Problem to solve »
Quote each line of the material verbatim, without the pictures.

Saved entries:
╭──
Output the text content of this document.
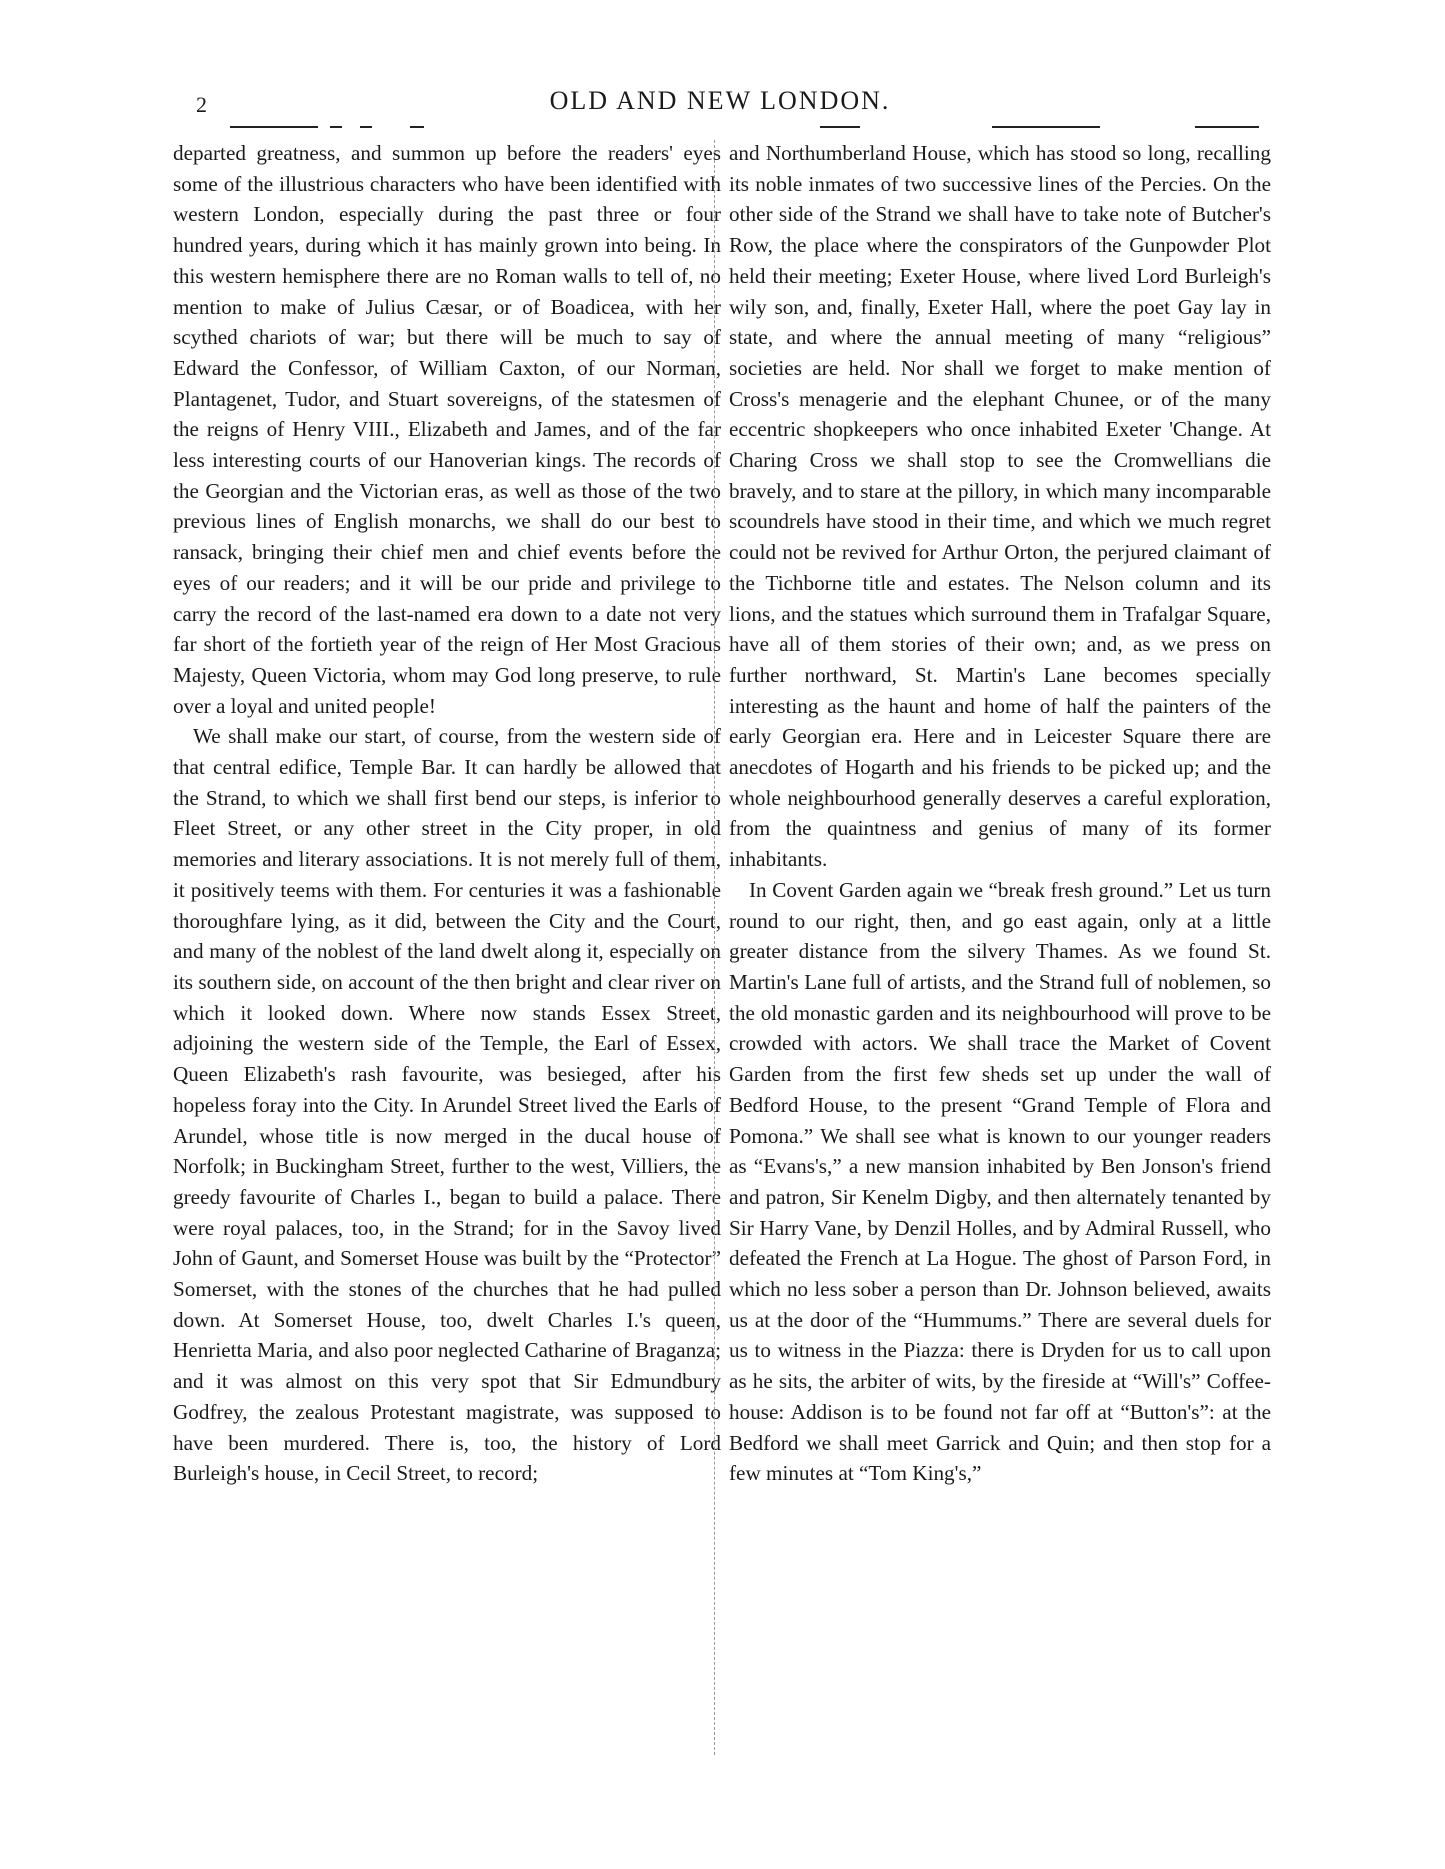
2	OLD AND NEW LONDON.

departed greatness, and summon up before the readers' eyes some of the illustrious characters who have been identified with western London, especially during the past three or four hundred years, during which it has mainly grown into being. In this western hemisphere there are no Roman walls to tell of, no mention to make of Julius Cæsar, or of Boadicea, with her scythed chariots of war; but there will be much to say of Edward the Confessor, of William Caxton, of our Norman, Plantagenet, Tudor, and Stuart sovereigns, of the statesmen of the reigns of Henry VIII., Elizabeth and James, and of the far less interesting courts of our Hanoverian kings. The records of the Georgian and the Victorian eras, as well as those of the two previous lines of English monarchs, we shall do our best to ransack, bringing their chief men and chief events before the eyes of our readers; and it will be our pride and privilege to carry the record of the last-named era down to a date not very far short of the fortieth year of the reign of Her Most Gracious Majesty, Queen Victoria, whom may God long preserve, to rule over a loyal and united people!

We shall make our start, of course, from the western side of that central edifice, Temple Bar. It can hardly be allowed that the Strand, to which we shall first bend our steps, is inferior to Fleet Street, or any other street in the City proper, in old memories and literary associations. It is not merely full of them, it positively teems with them. For centuries it was a fashionable thoroughfare lying, as it did, between the City and the Court, and many of the noblest of the land dwelt along it, especially on its southern side, on account of the then bright and clear river on which it looked down. Where now stands Essex Street, adjoining the western side of the Temple, the Earl of Essex, Queen Elizabeth's rash favourite, was besieged, after his hopeless foray into the City. In Arundel Street lived the Earls of Arundel, whose title is now merged in the ducal house of Norfolk; in Buckingham Street, further to the west, Villiers, the greedy favourite of Charles I., began to build a palace. There were royal palaces, too, in the Strand; for in the Savoy lived John of Gaunt, and Somerset House was built by the “Protector” Somerset, with the stones of the churches that he had pulled down. At Somerset House, too, dwelt Charles I.'s queen, Henrietta Maria, and also poor neglected Catharine of Braganza; and it was almost on this very spot that Sir Edmundbury Godfrey, the zealous Protestant magistrate, was supposed to have been murdered. There is, too, the history of Lord Burleigh's house, in Cecil Street, to record;

and Northumberland House, which has stood so long, recalling its noble inmates of two successive lines of the Percies. On the other side of the Strand we shall have to take note of Butcher's Row, the place where the conspirators of the Gunpowder Plot held their meeting; Exeter House, where lived Lord Burleigh's wily son, and, finally, Exeter Hall, where the poet Gay lay in state, and where the annual meeting of many “religious” societies are held. Nor shall we forget to make mention of Cross's menagerie and the elephant Chunee, or of the many eccentric shopkeepers who once inhabited Exeter 'Change. At Charing Cross we shall stop to see the Cromwellians die bravely, and to stare at the pillory, in which many incomparable scoundrels have stood in their time, and which we much regret could not be revived for Arthur Orton, the perjured claimant of the Tichborne title and estates. The Nelson column and its lions, and the statues which surround them in Trafalgar Square, have all of them stories of their own; and, as we press on further northward, St. Martin's Lane becomes specially interesting as the haunt and home of half the painters of the early Georgian era. Here and in Leicester Square there are anecdotes of Hogarth and his friends to be picked up; and the whole neighbourhood generally deserves a careful exploration, from the quaintness and genius of many of its former inhabitants.

In Covent Garden again we “break fresh ground.” Let us turn round to our right, then, and go east again, only at a little greater distance from the silvery Thames. As we found St. Martin's Lane full of artists, and the Strand full of noblemen, so the old monastic garden and its neighbourhood will prove to be crowded with actors. We shall trace the Market of Covent Garden from the first few sheds set up under the wall of Bedford House, to the present “Grand Temple of Flora and Pomona.” We shall see what is known to our younger readers as “Evans's,” a new mansion inhabited by Ben Jonson's friend and patron, Sir Kenelm Digby, and then alternately tenanted by Sir Harry Vane, by Denzil Holles, and by Admiral Russell, who defeated the French at La Hogue. The ghost of Parson Ford, in which no less sober a person than Dr. Johnson believed, awaits us at the door of the “Hummums.” There are several duels for us to witness in the Piazza: there is Dryden for us to call upon as he sits, the arbiter of wits, by the fireside at “Will's” Coffee-house: Addison is to be found not far off at “Button's”: at the Bedford we shall meet Garrick and Quin; and then stop for a few minutes at “Tom King's,”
╰──
Written response »
Output the text content of this document.
2	OLD AND NEW LONDON.

departed greatness, and summon up before the readers' eyes some of the illustrious characters who have been identified with western London, especially during the past three or four hundred years, during which it has mainly grown into being. In this western hemisphere there are no Roman walls to tell of, no mention to make of Julius Cæsar, or of Boadicea, with her scythed chariots of war; but there will be much to say of Edward the Confessor, of William Caxton, of our Norman, Plantagenet, Tudor, and Stuart sovereigns, of the statesmen of the reigns of Henry VIII., Elizabeth and James, and of the far less interesting courts of our Hanoverian kings. The records of the Georgian and the Victorian eras, as well as those of the two previous lines of English monarchs, we shall do our best to ransack, bringing their chief men and chief events before the eyes of our readers; and it will be our pride and privilege to carry the record of the last-named era down to a date not very far short of the fortieth year of the reign of Her Most Gracious Majesty, Queen Victoria, whom may God long preserve, to rule over a loyal and united people!

We shall make our start, of course, from the western side of that central edifice, Temple Bar. It can hardly be allowed that the Strand, to which we shall first bend our steps, is inferior to Fleet Street, or any other street in the City proper, in old memories and literary associations. It is not merely full of them, it positively teems with them. For centuries it was a fashionable thoroughfare lying, as it did, between the City and the Court, and many of the noblest of the land dwelt along it, especially on its southern side, on account of the then bright and clear river on which it looked down. Where now stands Essex Street, adjoining the western side of the Temple, the Earl of Essex, Queen Elizabeth's rash favourite, was besieged, after his hopeless foray into the City. In Arundel Street lived the Earls of Arundel, whose title is now merged in the ducal house of Norfolk; in Buckingham Street, further to the west, Villiers, the greedy favourite of Charles I., began to build a palace. There were royal palaces, too, in the Strand; for in the Savoy lived John of Gaunt, and Somerset House was built by the “Protector” Somerset, with the stones of the churches that he had pulled down. At Somerset House, too, dwelt Charles I.'s queen, Henrietta Maria, and also poor neglected Catharine of Braganza; and it was almost on this very spot that Sir Edmundbury Godfrey, the zealous Protestant magistrate, was supposed to have been murdered. There is, too, the history of Lord Burleigh's house, in Cecil Street, to record;

and Northumberland House, which has stood so long, recalling its noble inmates of two successive lines of the Percies. On the other side of the Strand we shall have to take note of Butcher's Row, the place where the conspirators of the Gunpowder Plot held their meeting; Exeter House, where lived Lord Burleigh's wily son, and, finally, Exeter Hall, where the poet Gay lay in state, and where the annual meeting of many “religious” societies are held. Nor shall we forget to make mention of Cross's menagerie and the elephant Chunee, or of the many eccentric shopkeepers who once inhabited Exeter 'Change. At Charing Cross we shall stop to see the Cromwellians die bravely, and to stare at the pillory, in which many incomparable scoundrels have stood in their time, and which we much regret could not be revived for Arthur Orton, the perjured claimant of the Tichborne title and estates. The Nelson column and its lions, and the statues which surround them in Trafalgar Square, have all of them stories of their own; and, as we press on further northward, St. Martin's Lane becomes specially interesting as the haunt and home of half the painters of the early Georgian era. Here and in Leicester Square there are anecdotes of Hogarth and his friends to be picked up; and the whole neighbourhood generally deserves a careful exploration, from the quaintness and genius of many of its former inhabitants.

In Covent Garden again we “break fresh ground.” Let us turn round to our right, then, and go east again, only at a little greater distance from the silvery Thames. As we found St. Martin's Lane full of artists, and the Strand full of noblemen, so the old monastic garden and its neighbourhood will prove to be crowded with actors. We shall trace the Market of Covent Garden from the first few sheds set up under the wall of Bedford House, to the present “Grand Temple of Flora and Pomona.” We shall see what is known to our younger readers as “Evans's,” a new mansion inhabited by Ben Jonson's friend and patron, Sir Kenelm Digby, and then alternately tenanted by Sir Harry Vane, by Denzil Holles, and by Admiral Russell, who defeated the French at La Hogue. The ghost of Parson Ford, in which no less sober a person than Dr. Johnson believed, awaits us at the door of the “Hummums.” There are several duels for us to witness in the Piazza: there is Dryden for us to call upon as he sits, the arbiter of wits, by the fireside at “Will's” Coffee-house: Addison is to be found not far off at “Button's”: at the Bedford we shall meet Garrick and Quin; and then stop for a few minutes at “Tom King's,”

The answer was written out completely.